Copy the rows that follow without any changes.

- - -

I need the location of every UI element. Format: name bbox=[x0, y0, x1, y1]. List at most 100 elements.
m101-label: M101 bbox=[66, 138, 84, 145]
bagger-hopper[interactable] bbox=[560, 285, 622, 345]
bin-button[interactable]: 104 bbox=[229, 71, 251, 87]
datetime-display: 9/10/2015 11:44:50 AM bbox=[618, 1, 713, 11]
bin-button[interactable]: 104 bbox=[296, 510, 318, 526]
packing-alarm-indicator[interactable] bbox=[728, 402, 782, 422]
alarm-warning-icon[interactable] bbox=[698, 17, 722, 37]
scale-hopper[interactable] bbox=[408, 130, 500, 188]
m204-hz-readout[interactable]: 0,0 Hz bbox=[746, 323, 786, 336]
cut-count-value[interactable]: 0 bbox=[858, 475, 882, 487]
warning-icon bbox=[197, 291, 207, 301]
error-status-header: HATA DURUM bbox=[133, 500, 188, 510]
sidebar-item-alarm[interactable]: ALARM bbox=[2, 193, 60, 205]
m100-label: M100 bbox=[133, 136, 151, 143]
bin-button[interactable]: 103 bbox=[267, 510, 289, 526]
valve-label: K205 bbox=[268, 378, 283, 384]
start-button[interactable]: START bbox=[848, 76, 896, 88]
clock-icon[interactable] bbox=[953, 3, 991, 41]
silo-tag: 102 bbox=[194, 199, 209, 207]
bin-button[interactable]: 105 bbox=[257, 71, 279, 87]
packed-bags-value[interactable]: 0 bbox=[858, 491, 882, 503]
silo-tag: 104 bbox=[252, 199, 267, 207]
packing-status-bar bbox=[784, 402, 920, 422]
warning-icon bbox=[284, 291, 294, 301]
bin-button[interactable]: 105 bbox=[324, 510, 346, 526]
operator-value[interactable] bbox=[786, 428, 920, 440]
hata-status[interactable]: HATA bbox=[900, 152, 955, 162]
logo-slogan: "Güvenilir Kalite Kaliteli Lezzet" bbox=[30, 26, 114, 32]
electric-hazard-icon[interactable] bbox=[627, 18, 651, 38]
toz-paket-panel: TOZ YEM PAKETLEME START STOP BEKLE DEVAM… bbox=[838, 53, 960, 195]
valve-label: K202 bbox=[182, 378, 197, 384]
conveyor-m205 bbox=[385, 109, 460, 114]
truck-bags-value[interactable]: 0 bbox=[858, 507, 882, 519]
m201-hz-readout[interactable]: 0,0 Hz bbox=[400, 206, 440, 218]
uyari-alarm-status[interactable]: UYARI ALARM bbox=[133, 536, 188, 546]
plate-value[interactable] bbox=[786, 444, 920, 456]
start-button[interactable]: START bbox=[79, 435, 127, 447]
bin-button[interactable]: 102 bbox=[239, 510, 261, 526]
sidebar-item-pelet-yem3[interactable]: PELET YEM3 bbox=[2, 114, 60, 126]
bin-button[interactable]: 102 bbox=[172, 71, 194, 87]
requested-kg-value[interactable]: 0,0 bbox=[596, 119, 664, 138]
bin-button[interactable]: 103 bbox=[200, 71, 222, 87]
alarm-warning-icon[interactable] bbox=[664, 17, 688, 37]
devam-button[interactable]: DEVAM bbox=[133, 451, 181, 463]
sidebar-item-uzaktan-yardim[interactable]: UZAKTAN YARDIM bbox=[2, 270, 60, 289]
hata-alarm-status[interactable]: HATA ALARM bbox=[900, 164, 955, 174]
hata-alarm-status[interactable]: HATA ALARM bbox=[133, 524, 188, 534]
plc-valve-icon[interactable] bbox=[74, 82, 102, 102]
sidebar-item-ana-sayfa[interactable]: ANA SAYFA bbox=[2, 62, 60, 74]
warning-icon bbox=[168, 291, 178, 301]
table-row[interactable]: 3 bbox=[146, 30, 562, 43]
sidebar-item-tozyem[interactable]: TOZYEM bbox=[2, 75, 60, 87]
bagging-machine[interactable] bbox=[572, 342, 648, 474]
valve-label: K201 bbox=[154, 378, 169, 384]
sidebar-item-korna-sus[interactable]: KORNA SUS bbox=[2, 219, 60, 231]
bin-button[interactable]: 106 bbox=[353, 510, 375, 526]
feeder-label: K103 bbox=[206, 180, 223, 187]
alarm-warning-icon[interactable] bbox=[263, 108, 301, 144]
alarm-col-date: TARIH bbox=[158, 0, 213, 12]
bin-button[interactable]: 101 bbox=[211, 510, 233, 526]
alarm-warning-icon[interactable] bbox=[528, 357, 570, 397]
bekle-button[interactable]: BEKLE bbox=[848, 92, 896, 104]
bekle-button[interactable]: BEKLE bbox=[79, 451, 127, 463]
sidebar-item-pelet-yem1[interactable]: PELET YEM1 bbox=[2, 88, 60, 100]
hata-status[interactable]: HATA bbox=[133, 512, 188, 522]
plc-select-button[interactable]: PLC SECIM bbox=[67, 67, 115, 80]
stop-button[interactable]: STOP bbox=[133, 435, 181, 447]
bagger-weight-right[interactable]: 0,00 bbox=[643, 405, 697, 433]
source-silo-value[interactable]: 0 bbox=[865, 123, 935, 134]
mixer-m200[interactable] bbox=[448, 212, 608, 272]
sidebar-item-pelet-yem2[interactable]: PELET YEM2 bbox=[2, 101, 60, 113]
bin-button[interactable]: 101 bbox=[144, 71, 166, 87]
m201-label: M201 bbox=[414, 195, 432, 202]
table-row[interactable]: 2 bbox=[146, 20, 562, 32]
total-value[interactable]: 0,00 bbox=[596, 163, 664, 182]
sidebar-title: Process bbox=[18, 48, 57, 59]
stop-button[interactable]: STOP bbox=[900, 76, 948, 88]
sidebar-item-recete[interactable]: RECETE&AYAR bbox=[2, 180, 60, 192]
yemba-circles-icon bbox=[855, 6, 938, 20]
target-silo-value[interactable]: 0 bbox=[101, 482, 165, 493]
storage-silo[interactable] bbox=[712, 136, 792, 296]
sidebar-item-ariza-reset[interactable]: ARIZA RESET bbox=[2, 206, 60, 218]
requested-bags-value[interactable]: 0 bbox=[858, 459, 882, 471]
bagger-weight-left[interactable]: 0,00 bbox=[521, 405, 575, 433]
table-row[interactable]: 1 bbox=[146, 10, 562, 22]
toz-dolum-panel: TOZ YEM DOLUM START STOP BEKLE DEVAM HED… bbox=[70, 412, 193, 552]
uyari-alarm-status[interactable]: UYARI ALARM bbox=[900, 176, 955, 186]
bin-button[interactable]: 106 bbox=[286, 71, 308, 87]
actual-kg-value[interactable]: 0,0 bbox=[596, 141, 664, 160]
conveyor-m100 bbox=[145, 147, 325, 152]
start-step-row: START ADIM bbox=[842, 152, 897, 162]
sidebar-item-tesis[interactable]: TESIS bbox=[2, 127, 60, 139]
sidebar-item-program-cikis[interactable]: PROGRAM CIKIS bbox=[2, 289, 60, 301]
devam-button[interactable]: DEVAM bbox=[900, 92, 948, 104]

- - -

**Result of this task:**
I need the location of every UI element. Format: name bbox=[x0, y0, x1, y1]. List at most 100 elements.
m101-label: M101 bbox=[66, 138, 84, 145]
bagger-hopper[interactable] bbox=[560, 285, 622, 345]
bin-button[interactable]: 104 bbox=[229, 71, 251, 87]
datetime-display: 9/10/2015 11:44:50 AM bbox=[618, 1, 713, 11]
bin-button[interactable]: 104 bbox=[296, 510, 318, 526]
packing-alarm-indicator[interactable] bbox=[728, 402, 782, 422]
alarm-warning-icon[interactable] bbox=[698, 17, 722, 37]
scale-hopper[interactable] bbox=[408, 130, 500, 188]
m204-hz-readout[interactable]: 0,0 Hz bbox=[746, 323, 786, 336]
cut-count-value[interactable]: 0 bbox=[858, 475, 882, 487]
warning-icon bbox=[197, 291, 207, 301]
error-status-header: HATA DURUM bbox=[133, 500, 188, 510]
sidebar-item-alarm[interactable]: ALARM bbox=[2, 193, 60, 205]
m100-label: M100 bbox=[133, 136, 151, 143]
bin-button[interactable]: 103 bbox=[267, 510, 289, 526]
valve-label: K205 bbox=[268, 378, 283, 384]
start-button[interactable]: START bbox=[848, 76, 896, 88]
clock-icon[interactable] bbox=[953, 3, 991, 41]
silo-tag: 102 bbox=[194, 199, 209, 207]
bin-button[interactable]: 105 bbox=[257, 71, 279, 87]
packed-bags-value[interactable]: 0 bbox=[858, 491, 882, 503]
silo-tag: 104 bbox=[252, 199, 267, 207]
packing-status-bar bbox=[784, 402, 920, 422]
warning-icon bbox=[284, 291, 294, 301]
bin-button[interactable]: 105 bbox=[324, 510, 346, 526]
operator-value[interactable] bbox=[786, 428, 920, 440]
hata-status[interactable]: HATA bbox=[900, 152, 955, 162]
logo-slogan: "Güvenilir Kalite Kaliteli Lezzet" bbox=[30, 26, 114, 32]
electric-hazard-icon[interactable] bbox=[627, 18, 651, 38]
toz-paket-panel: TOZ YEM PAKETLEME START STOP BEKLE DEVAM… bbox=[838, 53, 960, 195]
valve-label: K202 bbox=[182, 378, 197, 384]
conveyor-m205 bbox=[385, 109, 460, 114]
truck-bags-value[interactable]: 0 bbox=[858, 507, 882, 519]
m201-hz-readout[interactable]: 0,0 Hz bbox=[400, 206, 440, 218]
uyari-alarm-status[interactable]: UYARI ALARM bbox=[133, 536, 188, 546]
plate-value[interactable] bbox=[786, 444, 920, 456]
start-button[interactable]: START bbox=[79, 435, 127, 447]
bin-button[interactable]: 102 bbox=[239, 510, 261, 526]
sidebar-item-pelet-yem3[interactable]: PELET YEM3 bbox=[2, 114, 60, 126]
bin-button[interactable]: 102 bbox=[172, 71, 194, 87]
requested-kg-value[interactable]: 0,0 bbox=[596, 119, 664, 138]
bin-button[interactable]: 103 bbox=[200, 71, 222, 87]
alarm-warning-icon[interactable] bbox=[664, 17, 688, 37]
devam-button[interactable]: DEVAM bbox=[133, 451, 181, 463]
sidebar-item-uzaktan-yardim[interactable]: UZAKTAN YARDIM bbox=[2, 270, 60, 289]
hata-alarm-status[interactable]: HATA ALARM bbox=[900, 164, 955, 174]
hata-alarm-status[interactable]: HATA ALARM bbox=[133, 524, 188, 534]
plc-valve-icon[interactable] bbox=[74, 82, 102, 102]
sidebar-item-ana-sayfa[interactable]: ANA SAYFA bbox=[2, 62, 60, 74]
warning-icon bbox=[168, 291, 178, 301]
table-row[interactable]: 3 bbox=[146, 30, 562, 43]
sidebar-item-tozyem[interactable]: TOZYEM bbox=[2, 75, 60, 87]
bagging-machine[interactable] bbox=[572, 342, 648, 474]
valve-label: K201 bbox=[154, 378, 169, 384]
sidebar-item-korna-sus[interactable]: KORNA SUS bbox=[2, 219, 60, 231]
bin-button[interactable]: 106 bbox=[353, 510, 375, 526]
feeder-label: K103 bbox=[206, 180, 223, 187]
alarm-warning-icon[interactable] bbox=[263, 108, 301, 144]
alarm-col-date: TARIH bbox=[158, 0, 213, 12]
bin-button[interactable]: 101 bbox=[211, 510, 233, 526]
alarm-warning-icon[interactable] bbox=[528, 357, 570, 397]
bekle-button[interactable]: BEKLE bbox=[848, 92, 896, 104]
bekle-button[interactable]: BEKLE bbox=[79, 451, 127, 463]
sidebar-item-pelet-yem1[interactable]: PELET YEM1 bbox=[2, 88, 60, 100]
hata-status[interactable]: HATA bbox=[133, 512, 188, 522]
plc-select-button[interactable]: PLC SECIM bbox=[67, 67, 115, 80]
stop-button[interactable]: STOP bbox=[133, 435, 181, 447]
bagger-weight-right[interactable]: 0,00 bbox=[643, 405, 697, 433]
source-silo-value[interactable]: 0 bbox=[865, 123, 935, 134]
mixer-m200[interactable] bbox=[448, 212, 608, 272]
sidebar-item-pelet-yem2[interactable]: PELET YEM2 bbox=[2, 101, 60, 113]
bin-button[interactable]: 101 bbox=[144, 71, 166, 87]
m201-label: M201 bbox=[414, 195, 432, 202]
table-row[interactable]: 2 bbox=[146, 20, 562, 32]
total-value[interactable]: 0,00 bbox=[596, 163, 664, 182]
sidebar-title: Process bbox=[18, 48, 57, 59]
stop-button[interactable]: STOP bbox=[900, 76, 948, 88]
sidebar-item-recete[interactable]: RECETE&AYAR bbox=[2, 180, 60, 192]
yemba-circles-icon bbox=[855, 6, 938, 20]
target-silo-value[interactable]: 0 bbox=[101, 482, 165, 493]
storage-silo[interactable] bbox=[712, 136, 792, 296]
sidebar-item-ariza-reset[interactable]: ARIZA RESET bbox=[2, 206, 60, 218]
requested-bags-value[interactable]: 0 bbox=[858, 459, 882, 471]
bagger-weight-left[interactable]: 0,00 bbox=[521, 405, 575, 433]
table-row[interactable]: 1 bbox=[146, 10, 562, 22]
toz-dolum-panel: TOZ YEM DOLUM START STOP BEKLE DEVAM HED… bbox=[70, 412, 193, 552]
uyari-alarm-status[interactable]: UYARI ALARM bbox=[900, 176, 955, 186]
bin-button[interactable]: 106 bbox=[286, 71, 308, 87]
actual-kg-value[interactable]: 0,0 bbox=[596, 141, 664, 160]
conveyor-m100 bbox=[145, 147, 325, 152]
start-step-row: START ADIM bbox=[842, 152, 897, 162]
sidebar-item-tesis[interactable]: TESIS bbox=[2, 127, 60, 139]
sidebar-item-program-cikis[interactable]: PROGRAM CIKIS bbox=[2, 289, 60, 301]
devam-button[interactable]: DEVAM bbox=[900, 92, 948, 104]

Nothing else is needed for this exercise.